(Data listing)
========

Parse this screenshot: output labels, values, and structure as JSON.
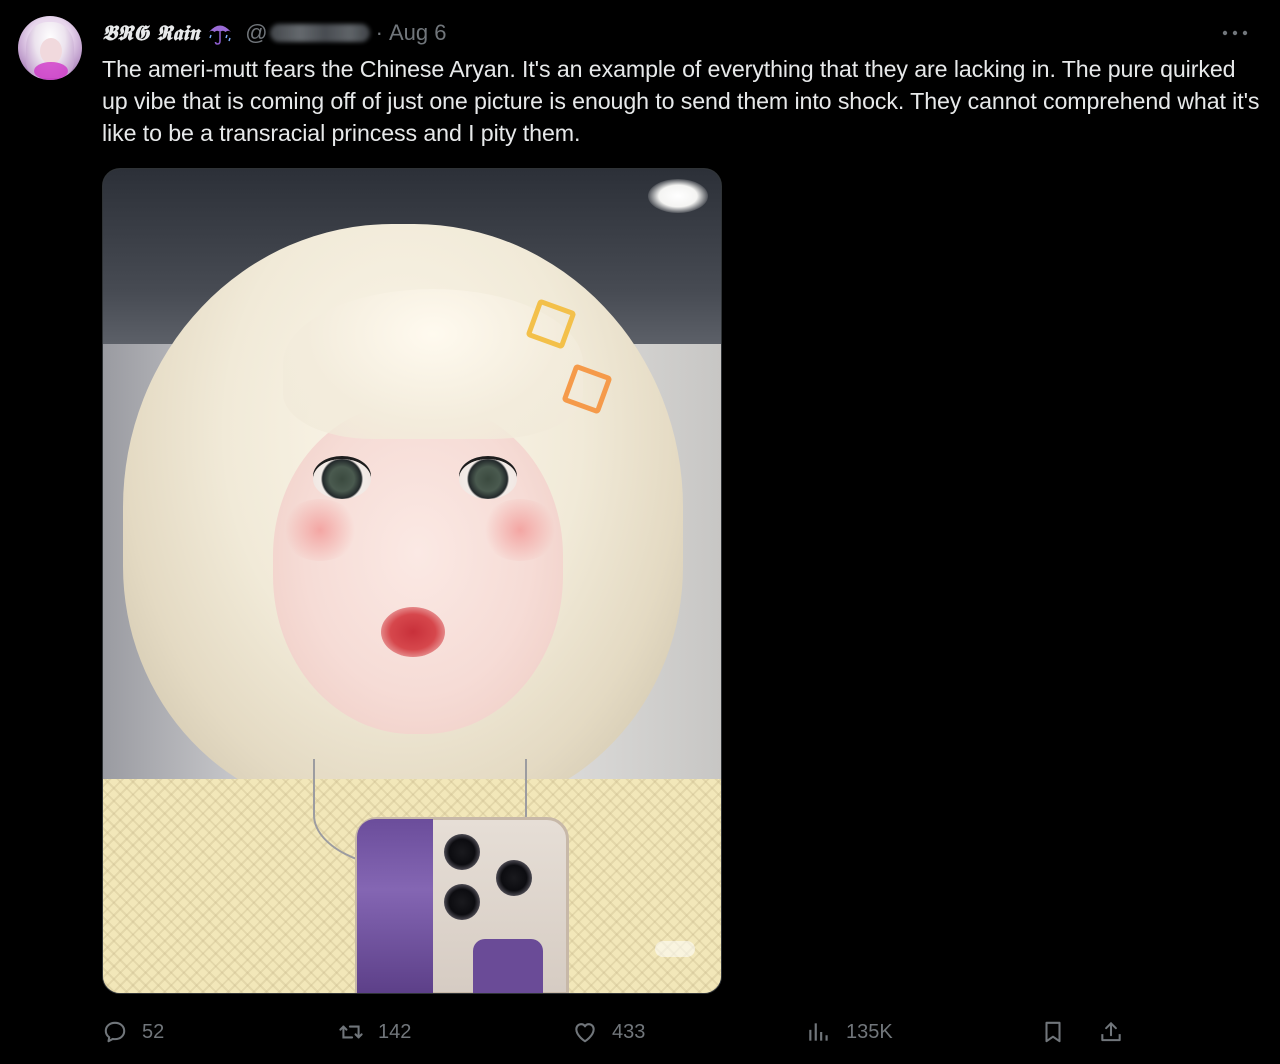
{
  "author": {
    "display_name": "𝕭𝕽𝕲 𝕽𝖆𝖎𝖓",
    "handle_prefix": "@",
    "separator": "·",
    "timestamp": "Aug 6"
  },
  "tweet": {
    "text": "The ameri-mutt fears the Chinese Aryan. It's an example of everything that they are lacking in. The pure quirked up vibe that is coming off of just one picture is enough to send them into shock. They cannot comprehend what it's like to be a transracial princess and I pity them."
  },
  "actions": {
    "replies": "52",
    "retweets": "142",
    "likes": "433",
    "views": "135K"
  },
  "icons": {
    "name_emoji": "umbrella-with-rain-icon",
    "more": "more-dots-icon",
    "reply": "reply-bubble-icon",
    "retweet": "retweet-icon",
    "like": "heart-icon",
    "views": "views-bars-icon",
    "bookmark": "bookmark-icon",
    "share": "share-upload-icon"
  },
  "colors": {
    "background": "#000000",
    "text_primary": "#e7e9ea",
    "text_secondary": "#71767b",
    "border": "#2f3336"
  }
}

========

- [TASK INSTRUCTIONS]: Transcribe the material exactly, leaving every picture out.

- [EXPECTED ANSWER]:
Parse this screenshot: output labels, values, and structure as JSON.
{
  "author": {
    "display_name": "𝕭𝕽𝕲 𝕽𝖆𝖎𝖓",
    "handle_prefix": "@",
    "separator": "·",
    "timestamp": "Aug 6"
  },
  "tweet": {
    "text": "The ameri-mutt fears the Chinese Aryan. It's an example of everything that they are lacking in. The pure quirked up vibe that is coming off of just one picture is enough to send them into shock. They cannot comprehend what it's like to be a transracial princess and I pity them."
  },
  "actions": {
    "replies": "52",
    "retweets": "142",
    "likes": "433",
    "views": "135K"
  },
  "icons": {
    "name_emoji": "umbrella-with-rain-icon",
    "more": "more-dots-icon",
    "reply": "reply-bubble-icon",
    "retweet": "retweet-icon",
    "like": "heart-icon",
    "views": "views-bars-icon",
    "bookmark": "bookmark-icon",
    "share": "share-upload-icon"
  },
  "colors": {
    "background": "#000000",
    "text_primary": "#e7e9ea",
    "text_secondary": "#71767b",
    "border": "#2f3336"
  }
}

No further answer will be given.